======== ROWS ========

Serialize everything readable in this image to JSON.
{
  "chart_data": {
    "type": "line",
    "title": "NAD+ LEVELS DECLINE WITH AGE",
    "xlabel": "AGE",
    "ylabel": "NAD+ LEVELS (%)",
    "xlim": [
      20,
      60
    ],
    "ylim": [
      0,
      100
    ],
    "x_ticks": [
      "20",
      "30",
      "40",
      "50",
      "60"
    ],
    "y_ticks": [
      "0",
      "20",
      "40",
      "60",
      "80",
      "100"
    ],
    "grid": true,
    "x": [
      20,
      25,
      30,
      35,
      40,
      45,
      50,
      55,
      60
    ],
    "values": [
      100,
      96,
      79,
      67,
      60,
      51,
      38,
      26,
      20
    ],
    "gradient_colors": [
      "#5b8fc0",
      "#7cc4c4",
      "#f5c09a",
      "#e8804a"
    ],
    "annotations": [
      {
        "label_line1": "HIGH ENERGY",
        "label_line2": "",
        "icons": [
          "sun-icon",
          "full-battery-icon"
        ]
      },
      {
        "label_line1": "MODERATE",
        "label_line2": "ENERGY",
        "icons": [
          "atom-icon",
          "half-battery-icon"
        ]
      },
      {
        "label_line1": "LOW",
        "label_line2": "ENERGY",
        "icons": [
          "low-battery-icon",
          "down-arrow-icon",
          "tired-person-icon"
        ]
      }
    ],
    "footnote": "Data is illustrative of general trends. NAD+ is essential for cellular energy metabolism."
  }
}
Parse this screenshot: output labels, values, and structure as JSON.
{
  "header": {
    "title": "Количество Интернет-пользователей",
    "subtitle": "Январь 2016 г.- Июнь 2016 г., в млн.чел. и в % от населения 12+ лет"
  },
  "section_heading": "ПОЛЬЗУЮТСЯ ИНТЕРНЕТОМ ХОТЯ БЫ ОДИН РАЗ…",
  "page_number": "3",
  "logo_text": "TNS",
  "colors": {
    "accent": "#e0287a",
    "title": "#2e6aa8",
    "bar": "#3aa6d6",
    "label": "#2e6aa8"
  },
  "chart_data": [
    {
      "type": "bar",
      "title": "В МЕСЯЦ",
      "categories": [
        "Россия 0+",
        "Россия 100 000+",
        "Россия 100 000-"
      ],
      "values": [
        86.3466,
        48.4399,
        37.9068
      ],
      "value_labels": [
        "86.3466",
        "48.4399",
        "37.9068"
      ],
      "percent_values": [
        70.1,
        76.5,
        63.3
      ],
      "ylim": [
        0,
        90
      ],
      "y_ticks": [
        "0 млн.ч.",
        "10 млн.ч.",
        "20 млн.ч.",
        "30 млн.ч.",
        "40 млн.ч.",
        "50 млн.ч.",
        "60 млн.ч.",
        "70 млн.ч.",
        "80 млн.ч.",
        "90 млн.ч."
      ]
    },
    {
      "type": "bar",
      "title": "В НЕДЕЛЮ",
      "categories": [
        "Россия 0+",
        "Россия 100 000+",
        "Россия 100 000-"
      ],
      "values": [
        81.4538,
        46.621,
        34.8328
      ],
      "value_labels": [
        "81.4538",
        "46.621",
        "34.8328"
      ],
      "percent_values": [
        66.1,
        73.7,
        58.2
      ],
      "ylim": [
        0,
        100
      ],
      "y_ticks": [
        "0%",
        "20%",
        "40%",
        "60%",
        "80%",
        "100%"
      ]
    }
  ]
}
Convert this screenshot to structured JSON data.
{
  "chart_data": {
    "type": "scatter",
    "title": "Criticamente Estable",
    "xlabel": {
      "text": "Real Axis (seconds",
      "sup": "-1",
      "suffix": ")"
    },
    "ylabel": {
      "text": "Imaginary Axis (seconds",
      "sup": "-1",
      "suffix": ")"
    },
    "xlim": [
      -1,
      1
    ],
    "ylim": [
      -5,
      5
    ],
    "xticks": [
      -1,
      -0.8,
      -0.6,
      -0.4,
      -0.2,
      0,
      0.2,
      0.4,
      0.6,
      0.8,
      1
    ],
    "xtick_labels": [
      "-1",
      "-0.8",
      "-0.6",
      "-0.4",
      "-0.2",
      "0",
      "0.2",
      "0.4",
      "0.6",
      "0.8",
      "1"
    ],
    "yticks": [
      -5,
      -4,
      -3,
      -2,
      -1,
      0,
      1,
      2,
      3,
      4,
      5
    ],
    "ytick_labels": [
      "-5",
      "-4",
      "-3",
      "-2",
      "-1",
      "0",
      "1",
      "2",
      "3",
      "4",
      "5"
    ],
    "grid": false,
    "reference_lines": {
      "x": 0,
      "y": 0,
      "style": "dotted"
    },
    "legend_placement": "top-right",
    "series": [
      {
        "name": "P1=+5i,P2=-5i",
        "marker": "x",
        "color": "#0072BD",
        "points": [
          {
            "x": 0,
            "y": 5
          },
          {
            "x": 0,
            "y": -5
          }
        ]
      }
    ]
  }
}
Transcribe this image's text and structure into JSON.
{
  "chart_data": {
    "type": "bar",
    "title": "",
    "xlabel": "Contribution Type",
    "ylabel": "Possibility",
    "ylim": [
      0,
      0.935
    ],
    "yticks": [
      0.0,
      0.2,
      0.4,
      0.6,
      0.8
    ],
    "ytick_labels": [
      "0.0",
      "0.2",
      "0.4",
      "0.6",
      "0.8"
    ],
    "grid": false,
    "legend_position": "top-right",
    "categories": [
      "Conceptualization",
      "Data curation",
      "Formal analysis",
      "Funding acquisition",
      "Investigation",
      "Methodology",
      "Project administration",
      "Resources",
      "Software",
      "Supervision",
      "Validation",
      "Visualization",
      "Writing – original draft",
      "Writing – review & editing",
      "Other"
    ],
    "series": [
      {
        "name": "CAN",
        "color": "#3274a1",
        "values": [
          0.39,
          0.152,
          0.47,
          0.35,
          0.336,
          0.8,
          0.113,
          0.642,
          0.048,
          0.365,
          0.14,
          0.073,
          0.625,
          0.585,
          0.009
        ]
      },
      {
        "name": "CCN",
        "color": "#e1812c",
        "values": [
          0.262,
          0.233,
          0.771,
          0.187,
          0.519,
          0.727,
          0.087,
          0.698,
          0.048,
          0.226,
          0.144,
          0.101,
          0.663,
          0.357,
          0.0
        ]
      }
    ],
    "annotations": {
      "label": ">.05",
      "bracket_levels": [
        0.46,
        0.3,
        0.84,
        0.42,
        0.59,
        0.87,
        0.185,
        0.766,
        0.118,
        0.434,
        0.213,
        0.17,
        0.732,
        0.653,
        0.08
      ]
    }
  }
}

========

SET EXERCISE
Copy all of the material word for word.

WRITTEN RESPONSE
Serialize everything readable in this image to JSON.
{
  "chart_data": {
    "type": "line",
    "title": "NAD+ LEVELS DECLINE WITH AGE",
    "xlabel": "AGE",
    "ylabel": "NAD+ LEVELS (%)",
    "xlim": [
      20,
      60
    ],
    "ylim": [
      0,
      100
    ],
    "x_ticks": [
      "20",
      "30",
      "40",
      "50",
      "60"
    ],
    "y_ticks": [
      "0",
      "20",
      "40",
      "60",
      "80",
      "100"
    ],
    "grid": true,
    "x": [
      20,
      25,
      30,
      35,
      40,
      45,
      50,
      55,
      60
    ],
    "values": [
      100,
      96,
      79,
      67,
      60,
      51,
      38,
      26,
      20
    ],
    "gradient_colors": [
      "#5b8fc0",
      "#7cc4c4",
      "#f5c09a",
      "#e8804a"
    ],
    "annotations": [
      {
        "label_line1": "HIGH ENERGY",
        "label_line2": "",
        "icons": [
          "sun-icon",
          "full-battery-icon"
        ]
      },
      {
        "label_line1": "MODERATE",
        "label_line2": "ENERGY",
        "icons": [
          "atom-icon",
          "half-battery-icon"
        ]
      },
      {
        "label_line1": "LOW",
        "label_line2": "ENERGY",
        "icons": [
          "low-battery-icon",
          "down-arrow-icon",
          "tired-person-icon"
        ]
      }
    ],
    "footnote": "Data is illustrative of general trends. NAD+ is essential for cellular energy metabolism."
  }
}
Parse this screenshot: output labels, values, and structure as JSON.
{
  "header": {
    "title": "Количество Интернет-пользователей",
    "subtitle": "Январь 2016 г.- Июнь 2016 г., в млн.чел. и в % от населения 12+ лет"
  },
  "section_heading": "ПОЛЬЗУЮТСЯ ИНТЕРНЕТОМ ХОТЯ БЫ ОДИН РАЗ…",
  "page_number": "3",
  "logo_text": "TNS",
  "colors": {
    "accent": "#e0287a",
    "title": "#2e6aa8",
    "bar": "#3aa6d6",
    "label": "#2e6aa8"
  },
  "chart_data": [
    {
      "type": "bar",
      "title": "В МЕСЯЦ",
      "categories": [
        "Россия 0+",
        "Россия 100 000+",
        "Россия 100 000-"
      ],
      "values": [
        86.3466,
        48.4399,
        37.9068
      ],
      "value_labels": [
        "86.3466",
        "48.4399",
        "37.9068"
      ],
      "percent_values": [
        70.1,
        76.5,
        63.3
      ],
      "ylim": [
        0,
        90
      ],
      "y_ticks": [
        "0 млн.ч.",
        "10 млн.ч.",
        "20 млн.ч.",
        "30 млн.ч.",
        "40 млн.ч.",
        "50 млн.ч.",
        "60 млн.ч.",
        "70 млн.ч.",
        "80 млн.ч.",
        "90 млн.ч."
      ]
    },
    {
      "type": "bar",
      "title": "В НЕДЕЛЮ",
      "categories": [
        "Россия 0+",
        "Россия 100 000+",
        "Россия 100 000-"
      ],
      "values": [
        81.4538,
        46.621,
        34.8328
      ],
      "value_labels": [
        "81.4538",
        "46.621",
        "34.8328"
      ],
      "percent_values": [
        66.1,
        73.7,
        58.2
      ],
      "ylim": [
        0,
        100
      ],
      "y_ticks": [
        "0%",
        "20%",
        "40%",
        "60%",
        "80%",
        "100%"
      ]
    }
  ]
}
Convert this screenshot to structured JSON data.
{
  "chart_data": {
    "type": "scatter",
    "title": "Criticamente Estable",
    "xlabel": {
      "text": "Real Axis (seconds",
      "sup": "-1",
      "suffix": ")"
    },
    "ylabel": {
      "text": "Imaginary Axis (seconds",
      "sup": "-1",
      "suffix": ")"
    },
    "xlim": [
      -1,
      1
    ],
    "ylim": [
      -5,
      5
    ],
    "xticks": [
      -1,
      -0.8,
      -0.6,
      -0.4,
      -0.2,
      0,
      0.2,
      0.4,
      0.6,
      0.8,
      1
    ],
    "xtick_labels": [
      "-1",
      "-0.8",
      "-0.6",
      "-0.4",
      "-0.2",
      "0",
      "0.2",
      "0.4",
      "0.6",
      "0.8",
      "1"
    ],
    "yticks": [
      -5,
      -4,
      -3,
      -2,
      -1,
      0,
      1,
      2,
      3,
      4,
      5
    ],
    "ytick_labels": [
      "-5",
      "-4",
      "-3",
      "-2",
      "-1",
      "0",
      "1",
      "2",
      "3",
      "4",
      "5"
    ],
    "grid": false,
    "reference_lines": {
      "x": 0,
      "y": 0,
      "style": "dotted"
    },
    "legend_placement": "top-right",
    "series": [
      {
        "name": "P1=+5i,P2=-5i",
        "marker": "x",
        "color": "#0072BD",
        "points": [
          {
            "x": 0,
            "y": 5
          },
          {
            "x": 0,
            "y": -5
          }
        ]
      }
    ]
  }
}
Transcribe this image's text and structure into JSON.
{
  "chart_data": {
    "type": "bar",
    "title": "",
    "xlabel": "Contribution Type",
    "ylabel": "Possibility",
    "ylim": [
      0,
      0.935
    ],
    "yticks": [
      0.0,
      0.2,
      0.4,
      0.6,
      0.8
    ],
    "ytick_labels": [
      "0.0",
      "0.2",
      "0.4",
      "0.6",
      "0.8"
    ],
    "grid": false,
    "legend_position": "top-right",
    "categories": [
      "Conceptualization",
      "Data curation",
      "Formal analysis",
      "Funding acquisition",
      "Investigation",
      "Methodology",
      "Project administration",
      "Resources",
      "Software",
      "Supervision",
      "Validation",
      "Visualization",
      "Writing – original draft",
      "Writing – review & editing",
      "Other"
    ],
    "series": [
      {
        "name": "CAN",
        "color": "#3274a1",
        "values": [
          0.39,
          0.152,
          0.47,
          0.35,
          0.336,
          0.8,
          0.113,
          0.642,
          0.048,
          0.365,
          0.14,
          0.073,
          0.625,
          0.585,
          0.009
        ]
      },
      {
        "name": "CCN",
        "color": "#e1812c",
        "values": [
          0.262,
          0.233,
          0.771,
          0.187,
          0.519,
          0.727,
          0.087,
          0.698,
          0.048,
          0.226,
          0.144,
          0.101,
          0.663,
          0.357,
          0.0
        ]
      }
    ],
    "annotations": {
      "label": ">.05",
      "bracket_levels": [
        0.46,
        0.3,
        0.84,
        0.42,
        0.59,
        0.87,
        0.185,
        0.766,
        0.118,
        0.434,
        0.213,
        0.17,
        0.732,
        0.653,
        0.08
      ]
    }
  }
}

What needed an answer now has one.